YOUR OBJECTIVE:
Separate out the lines that hold "Национальные".
====
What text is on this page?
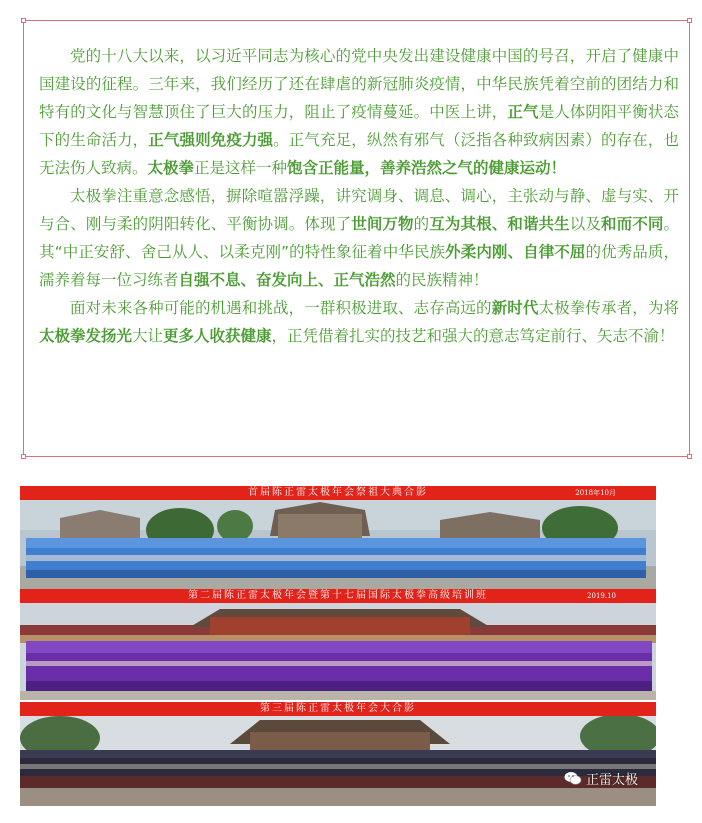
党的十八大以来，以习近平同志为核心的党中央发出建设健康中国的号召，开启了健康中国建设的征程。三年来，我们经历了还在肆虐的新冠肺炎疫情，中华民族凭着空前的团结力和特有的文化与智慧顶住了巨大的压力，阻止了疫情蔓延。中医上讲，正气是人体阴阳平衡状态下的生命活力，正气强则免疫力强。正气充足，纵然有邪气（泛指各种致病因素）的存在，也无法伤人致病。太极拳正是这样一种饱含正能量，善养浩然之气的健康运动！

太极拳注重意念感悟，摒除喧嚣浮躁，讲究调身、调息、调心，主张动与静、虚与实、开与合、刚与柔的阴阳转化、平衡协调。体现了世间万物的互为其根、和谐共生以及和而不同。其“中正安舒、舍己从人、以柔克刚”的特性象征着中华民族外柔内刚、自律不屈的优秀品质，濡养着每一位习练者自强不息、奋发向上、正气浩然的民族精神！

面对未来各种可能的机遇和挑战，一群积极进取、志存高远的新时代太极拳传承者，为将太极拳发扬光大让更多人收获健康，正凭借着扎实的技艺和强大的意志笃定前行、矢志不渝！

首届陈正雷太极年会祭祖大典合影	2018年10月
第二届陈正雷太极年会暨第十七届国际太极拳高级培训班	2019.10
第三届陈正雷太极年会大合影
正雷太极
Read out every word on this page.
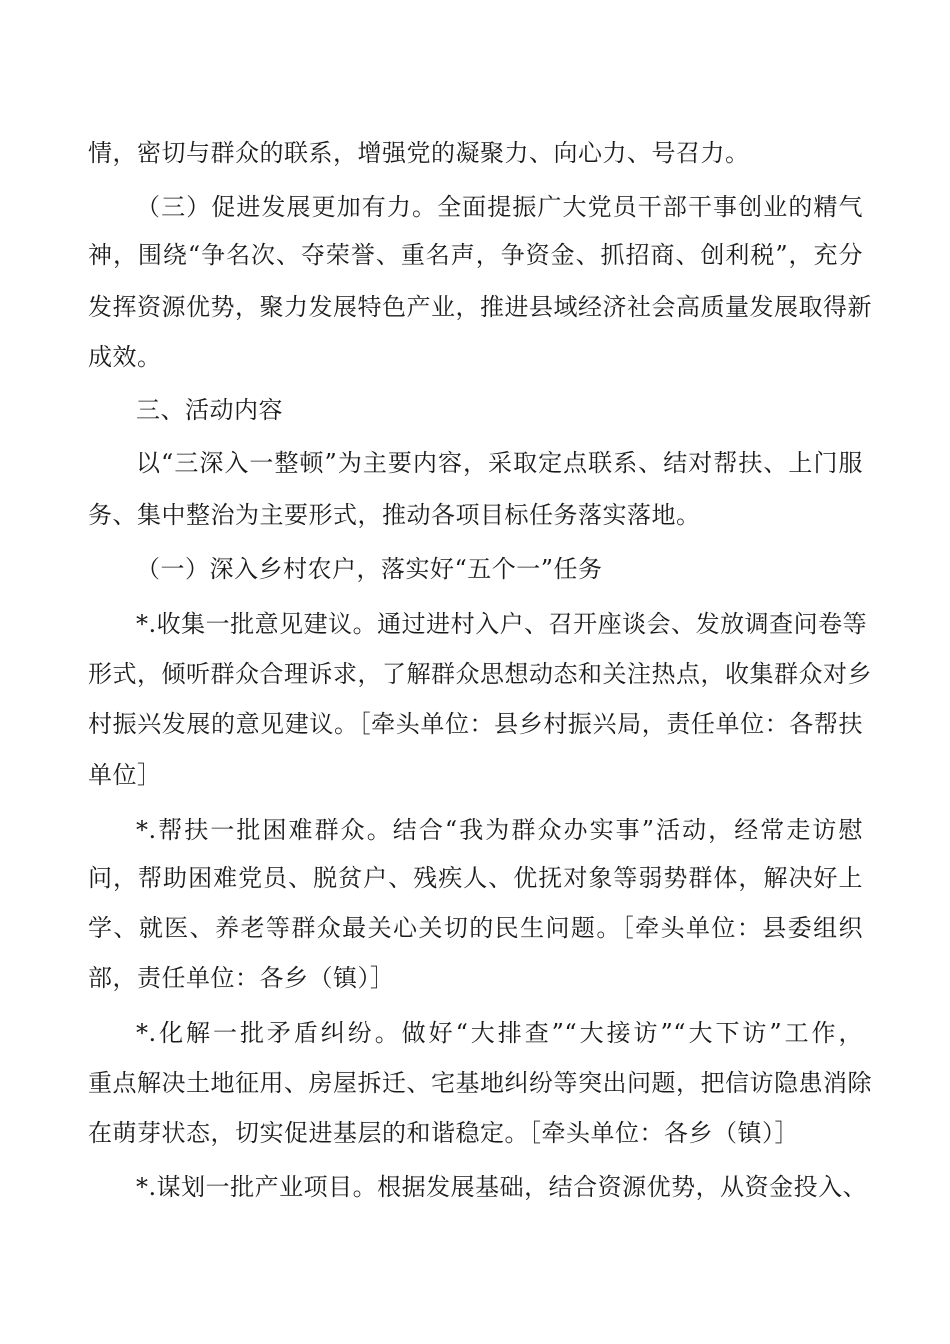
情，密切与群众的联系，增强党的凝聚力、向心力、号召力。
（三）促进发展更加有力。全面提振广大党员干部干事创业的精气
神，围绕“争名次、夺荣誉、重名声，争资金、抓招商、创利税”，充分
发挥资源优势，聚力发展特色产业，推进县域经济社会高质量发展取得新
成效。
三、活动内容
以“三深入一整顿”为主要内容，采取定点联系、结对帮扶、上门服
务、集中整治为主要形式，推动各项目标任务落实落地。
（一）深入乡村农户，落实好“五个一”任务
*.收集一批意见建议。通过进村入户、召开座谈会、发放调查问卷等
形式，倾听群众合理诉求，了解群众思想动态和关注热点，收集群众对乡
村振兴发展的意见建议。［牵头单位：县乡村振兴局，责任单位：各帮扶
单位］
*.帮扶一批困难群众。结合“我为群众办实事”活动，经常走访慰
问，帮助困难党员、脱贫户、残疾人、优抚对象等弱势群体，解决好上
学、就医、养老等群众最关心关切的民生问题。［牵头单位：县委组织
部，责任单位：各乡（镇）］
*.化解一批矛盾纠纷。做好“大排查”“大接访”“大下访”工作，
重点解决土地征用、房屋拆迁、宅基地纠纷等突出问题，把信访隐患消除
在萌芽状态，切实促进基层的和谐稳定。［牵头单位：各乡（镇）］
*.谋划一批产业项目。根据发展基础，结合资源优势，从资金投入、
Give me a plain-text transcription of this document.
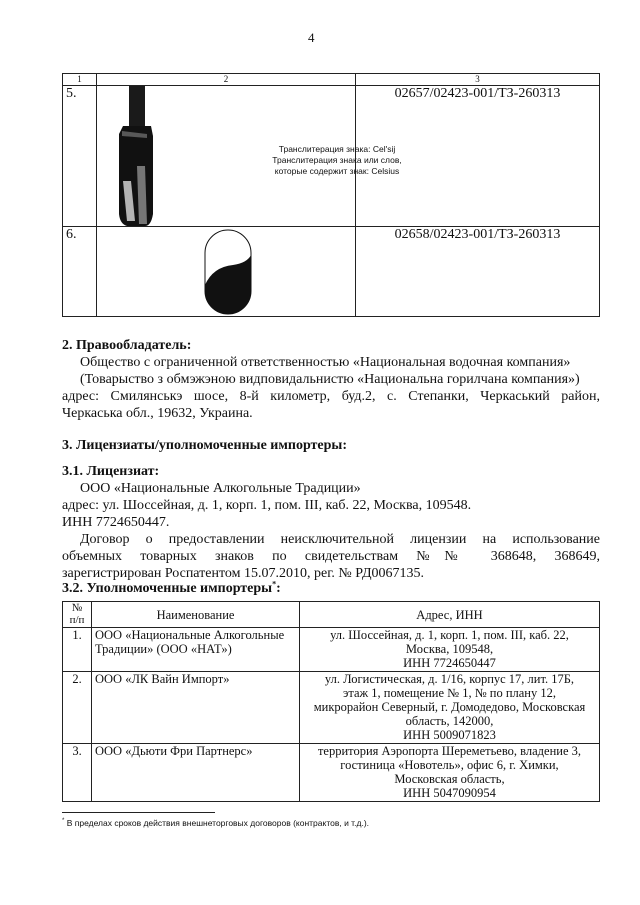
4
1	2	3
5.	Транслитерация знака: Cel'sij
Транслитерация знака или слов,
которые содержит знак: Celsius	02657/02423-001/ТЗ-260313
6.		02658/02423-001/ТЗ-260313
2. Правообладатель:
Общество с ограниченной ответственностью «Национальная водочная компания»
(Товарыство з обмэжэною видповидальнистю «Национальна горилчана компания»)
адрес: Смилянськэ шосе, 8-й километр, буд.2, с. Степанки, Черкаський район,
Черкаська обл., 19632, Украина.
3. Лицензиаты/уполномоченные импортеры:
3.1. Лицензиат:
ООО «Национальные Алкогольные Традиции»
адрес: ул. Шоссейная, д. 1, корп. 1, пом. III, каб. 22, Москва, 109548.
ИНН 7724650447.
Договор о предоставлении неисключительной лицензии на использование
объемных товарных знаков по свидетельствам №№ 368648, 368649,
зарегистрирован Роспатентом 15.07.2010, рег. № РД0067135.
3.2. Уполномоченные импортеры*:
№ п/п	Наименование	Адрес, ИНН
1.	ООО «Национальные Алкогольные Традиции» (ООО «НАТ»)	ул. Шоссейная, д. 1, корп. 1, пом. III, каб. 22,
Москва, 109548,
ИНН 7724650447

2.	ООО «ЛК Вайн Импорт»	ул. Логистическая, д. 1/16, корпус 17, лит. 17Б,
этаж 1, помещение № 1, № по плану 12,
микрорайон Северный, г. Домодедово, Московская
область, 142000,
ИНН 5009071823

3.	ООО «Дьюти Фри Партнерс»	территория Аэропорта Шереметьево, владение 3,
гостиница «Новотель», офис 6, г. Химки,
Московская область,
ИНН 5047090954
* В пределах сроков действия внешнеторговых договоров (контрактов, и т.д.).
====
ANSWER IN FULL:
ООО «Национальные Алкогольные Традиции»
1.	ООО «Национальные Алкогольные Традиции» (ООО «НАТ»)	ул. Шоссейная, д. 1, корп. 1, пом. III, каб. 22,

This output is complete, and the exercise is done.